• _STATED TASK_
Please report every line from the material that contains the word "this".

Records that describe figures
______
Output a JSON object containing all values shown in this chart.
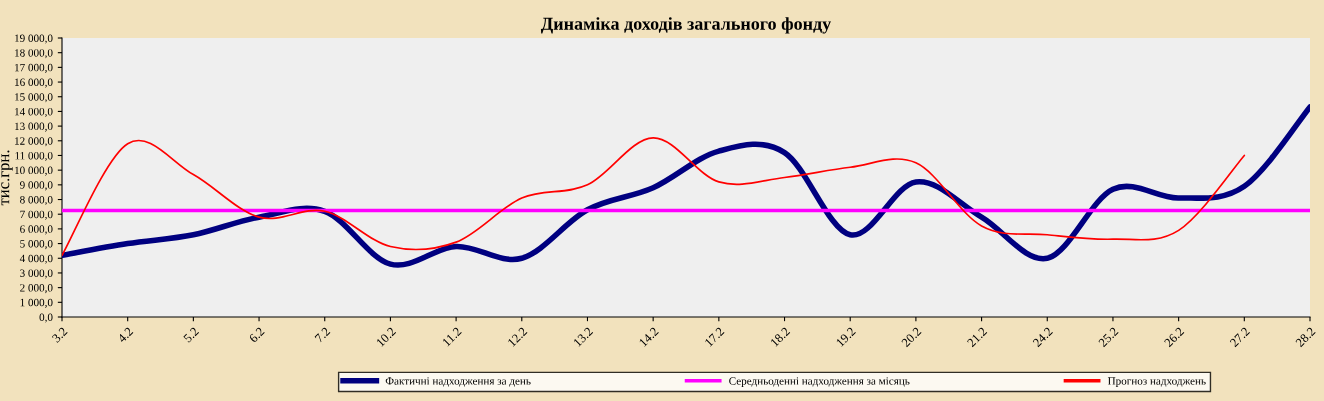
{
  "chart_data": {
    "type": "line",
    "title": "Динаміка доходів загального фонду",
    "ylabel": "тис.грн.",
    "categories": [
      "3.2",
      "4.2",
      "5.2",
      "6.2",
      "7.2",
      "10.2",
      "11.2",
      "12.2",
      "13.2",
      "14.2",
      "17.2",
      "18.2",
      "19.2",
      "20.2",
      "21.2",
      "24.2",
      "25.2",
      "26.2",
      "27.2",
      "28.2"
    ],
    "series": [
      {
        "name": "Фактичні надходження за день",
        "color": "#000080",
        "values": [
          4200,
          5000,
          5600,
          6800,
          7200,
          3600,
          4800,
          4000,
          7300,
          8800,
          11300,
          11200,
          5600,
          9200,
          6800,
          4000,
          8700,
          8100,
          8900,
          14300
        ]
      },
      {
        "name": "Середньоденні надходження за місяць",
        "color": "#ff00ff",
        "values": [
          7250,
          7250,
          7250,
          7250,
          7250,
          7250,
          7250,
          7250,
          7250,
          7250,
          7250,
          7250,
          7250,
          7250,
          7250,
          7250,
          7250,
          7250,
          7250,
          7250
        ]
      },
      {
        "name": "Прогноз надходжень",
        "color": "#ff0000",
        "values": [
          4200,
          11800,
          9700,
          6800,
          7200,
          4800,
          5100,
          8100,
          9000,
          12200,
          9200,
          9500,
          10200,
          10500,
          6200,
          5600,
          5300,
          5900,
          11000,
          null
        ]
      }
    ],
    "ylim": [
      0,
      19000
    ],
    "yticks": [
      {
        "value": 0,
        "label": "0,0"
      },
      {
        "value": 1000,
        "label": "1 000,0"
      },
      {
        "value": 2000,
        "label": "2 000,0"
      },
      {
        "value": 3000,
        "label": "3 000,0"
      },
      {
        "value": 4000,
        "label": "4 000,0"
      },
      {
        "value": 5000,
        "label": "5 000,0"
      },
      {
        "value": 6000,
        "label": "6 000,0"
      },
      {
        "value": 7000,
        "label": "7 000,0"
      },
      {
        "value": 8000,
        "label": "8 000,0"
      },
      {
        "value": 9000,
        "label": "9 000,0"
      },
      {
        "value": 10000,
        "label": "10 000,0"
      },
      {
        "value": 11000,
        "label": "11 000,0"
      },
      {
        "value": 12000,
        "label": "12 000,0"
      },
      {
        "value": 13000,
        "label": "13 000,0"
      },
      {
        "value": 14000,
        "label": "14 000,0"
      },
      {
        "value": 15000,
        "label": "15 000,0"
      },
      {
        "value": 16000,
        "label": "16 000,0"
      },
      {
        "value": 17000,
        "label": "17 000,0"
      },
      {
        "value": 18000,
        "label": "18 000,0"
      },
      {
        "value": 19000,
        "label": "19 000,0"
      }
    ],
    "grid": false,
    "legend": "bottom",
    "marker": "none",
    "line_style": "solid"
  }
}
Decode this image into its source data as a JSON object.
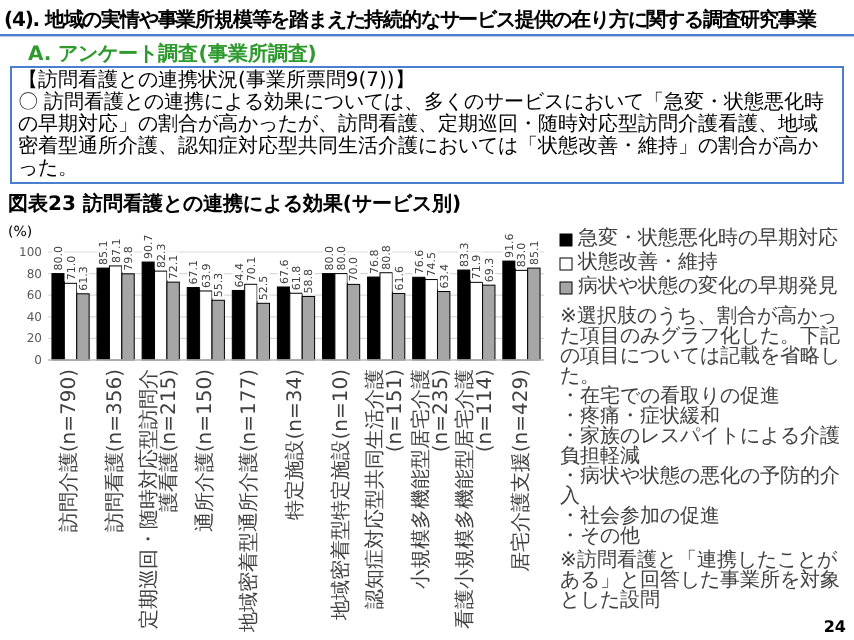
______
• _OUTPUT_
Output a JSON object containing all values shown in this chart.
Decode this image into its source data as a JSON object.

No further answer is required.